Set exercise - Give every entry again, unchanged, and leave its images out.

Collected data:
******

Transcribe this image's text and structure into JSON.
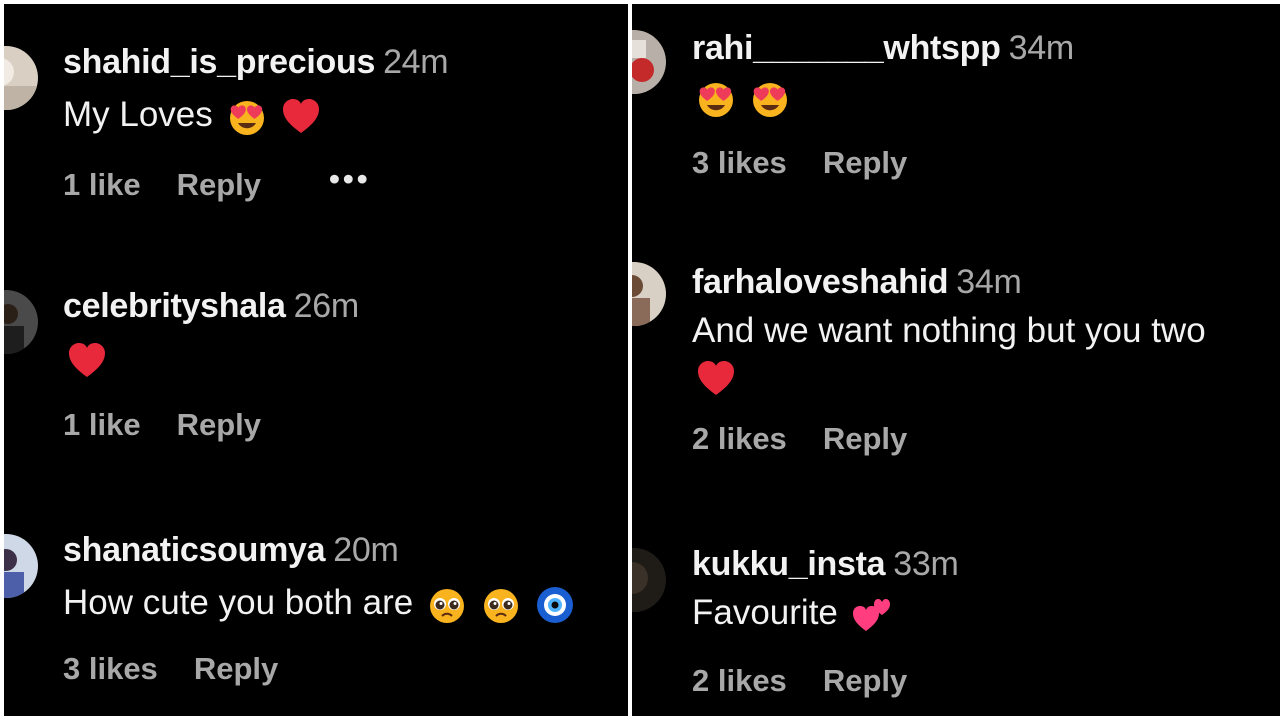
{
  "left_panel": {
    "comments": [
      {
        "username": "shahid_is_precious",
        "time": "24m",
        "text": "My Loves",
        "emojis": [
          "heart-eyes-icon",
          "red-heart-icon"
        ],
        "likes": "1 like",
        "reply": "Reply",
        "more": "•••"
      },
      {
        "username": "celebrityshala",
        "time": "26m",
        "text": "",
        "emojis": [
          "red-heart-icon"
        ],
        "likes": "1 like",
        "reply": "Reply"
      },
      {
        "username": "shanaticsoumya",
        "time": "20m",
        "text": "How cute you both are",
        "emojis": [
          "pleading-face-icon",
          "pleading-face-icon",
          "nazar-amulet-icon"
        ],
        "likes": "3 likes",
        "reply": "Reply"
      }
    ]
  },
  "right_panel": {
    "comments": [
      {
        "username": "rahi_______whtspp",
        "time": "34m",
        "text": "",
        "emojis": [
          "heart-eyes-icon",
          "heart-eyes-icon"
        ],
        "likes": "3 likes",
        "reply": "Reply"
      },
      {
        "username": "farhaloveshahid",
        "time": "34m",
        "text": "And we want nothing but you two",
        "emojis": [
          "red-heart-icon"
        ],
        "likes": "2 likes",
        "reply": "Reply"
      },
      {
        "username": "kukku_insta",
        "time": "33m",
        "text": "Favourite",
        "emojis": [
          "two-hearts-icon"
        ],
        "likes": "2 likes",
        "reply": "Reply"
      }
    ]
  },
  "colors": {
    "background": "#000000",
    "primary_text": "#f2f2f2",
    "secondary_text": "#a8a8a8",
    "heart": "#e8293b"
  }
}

******

Reply -
Transcribe this image's text and structure into JSON.
{
  "left_panel": {
    "comments": [
      {
        "username": "shahid_is_precious",
        "time": "24m",
        "text": "My Loves",
        "emojis": [
          "heart-eyes-icon",
          "red-heart-icon"
        ],
        "likes": "1 like",
        "reply": "Reply",
        "more": "•••"
      },
      {
        "username": "celebrityshala",
        "time": "26m",
        "text": "",
        "emojis": [
          "red-heart-icon"
        ],
        "likes": "1 like",
        "reply": "Reply"
      },
      {
        "username": "shanaticsoumya",
        "time": "20m",
        "text": "How cute you both are",
        "emojis": [
          "pleading-face-icon",
          "pleading-face-icon",
          "nazar-amulet-icon"
        ],
        "likes": "3 likes",
        "reply": "Reply"
      }
    ]
  },
  "right_panel": {
    "comments": [
      {
        "username": "rahi_______whtspp",
        "time": "34m",
        "text": "",
        "emojis": [
          "heart-eyes-icon",
          "heart-eyes-icon"
        ],
        "likes": "3 likes",
        "reply": "Reply"
      },
      {
        "username": "farhaloveshahid",
        "time": "34m",
        "text": "And we want nothing but you two",
        "emojis": [
          "red-heart-icon"
        ],
        "likes": "2 likes",
        "reply": "Reply"
      },
      {
        "username": "kukku_insta",
        "time": "33m",
        "text": "Favourite",
        "emojis": [
          "two-hearts-icon"
        ],
        "likes": "2 likes",
        "reply": "Reply"
      }
    ]
  },
  "colors": {
    "background": "#000000",
    "primary_text": "#f2f2f2",
    "secondary_text": "#a8a8a8",
    "heart": "#e8293b"
  }
}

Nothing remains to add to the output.